§ Problem requirements
Reproduce all the material exactly, minus any pictures it holds.

§ Information provided
┄┄┄┄┄┄┄┄┄┄
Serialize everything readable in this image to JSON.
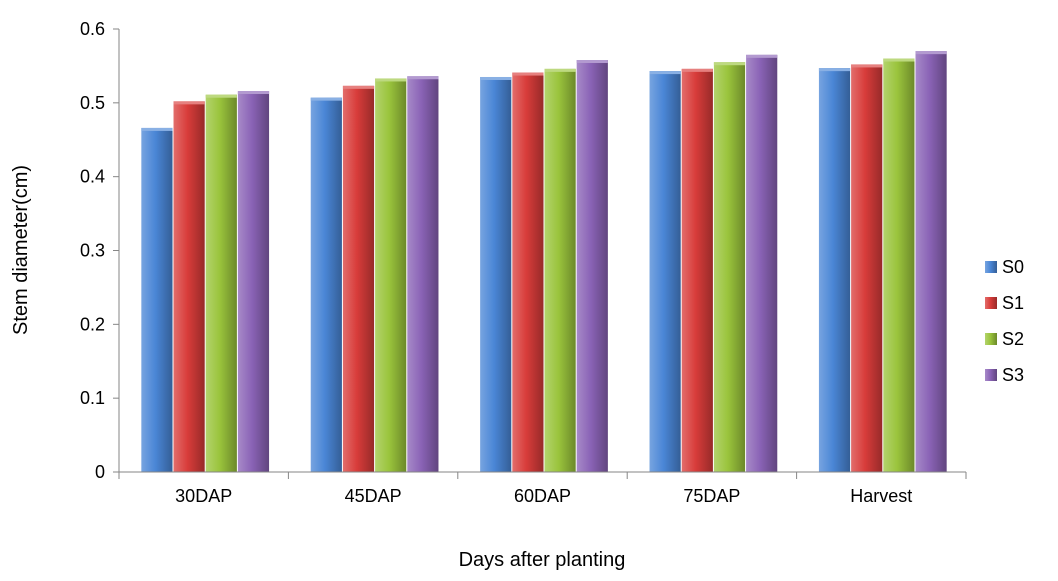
{
  "chart_data": {
    "type": "bar",
    "title": "",
    "xlabel": "Days after planting",
    "ylabel": "Stem diameter(cm)",
    "categories": [
      "30DAP",
      "45DAP",
      "60DAP",
      "75DAP",
      "Harvest"
    ],
    "ylim": [
      0,
      0.6
    ],
    "yticks": [
      "0",
      "0.1",
      "0.2",
      "0.3",
      "0.4",
      "0.5",
      "0.6"
    ],
    "grid": false,
    "legend_position": "right",
    "series": [
      {
        "name": "S0",
        "color": "#4a86d6",
        "values": [
          0.466,
          0.507,
          0.535,
          0.543,
          0.547
        ]
      },
      {
        "name": "S1",
        "color": "#d83c3a",
        "values": [
          0.502,
          0.523,
          0.541,
          0.546,
          0.552
        ]
      },
      {
        "name": "S2",
        "color": "#9ac43c",
        "values": [
          0.511,
          0.533,
          0.546,
          0.555,
          0.56
        ]
      },
      {
        "name": "S3",
        "color": "#8a63b6",
        "values": [
          0.516,
          0.536,
          0.558,
          0.565,
          0.57
        ]
      }
    ]
  }
}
┄┄┄┄┄┄┄┄┄┄
§ Exercise response
Serialize everything readable in this image to JSON.
{
  "chart_data": {
    "type": "bar",
    "title": "",
    "xlabel": "Days after planting",
    "ylabel": "Stem diameter(cm)",
    "categories": [
      "30DAP",
      "45DAP",
      "60DAP",
      "75DAP",
      "Harvest"
    ],
    "ylim": [
      0,
      0.6
    ],
    "yticks": [
      "0",
      "0.1",
      "0.2",
      "0.3",
      "0.4",
      "0.5",
      "0.6"
    ],
    "grid": false,
    "legend_position": "right",
    "series": [
      {
        "name": "S0",
        "color": "#4a86d6",
        "values": [
          0.466,
          0.507,
          0.535,
          0.543,
          0.547
        ]
      },
      {
        "name": "S1",
        "color": "#d83c3a",
        "values": [
          0.502,
          0.523,
          0.541,
          0.546,
          0.552
        ]
      },
      {
        "name": "S2",
        "color": "#9ac43c",
        "values": [
          0.511,
          0.533,
          0.546,
          0.555,
          0.56
        ]
      },
      {
        "name": "S3",
        "color": "#8a63b6",
        "values": [
          0.516,
          0.536,
          0.558,
          0.565,
          0.57
        ]
      }
    ]
  }
}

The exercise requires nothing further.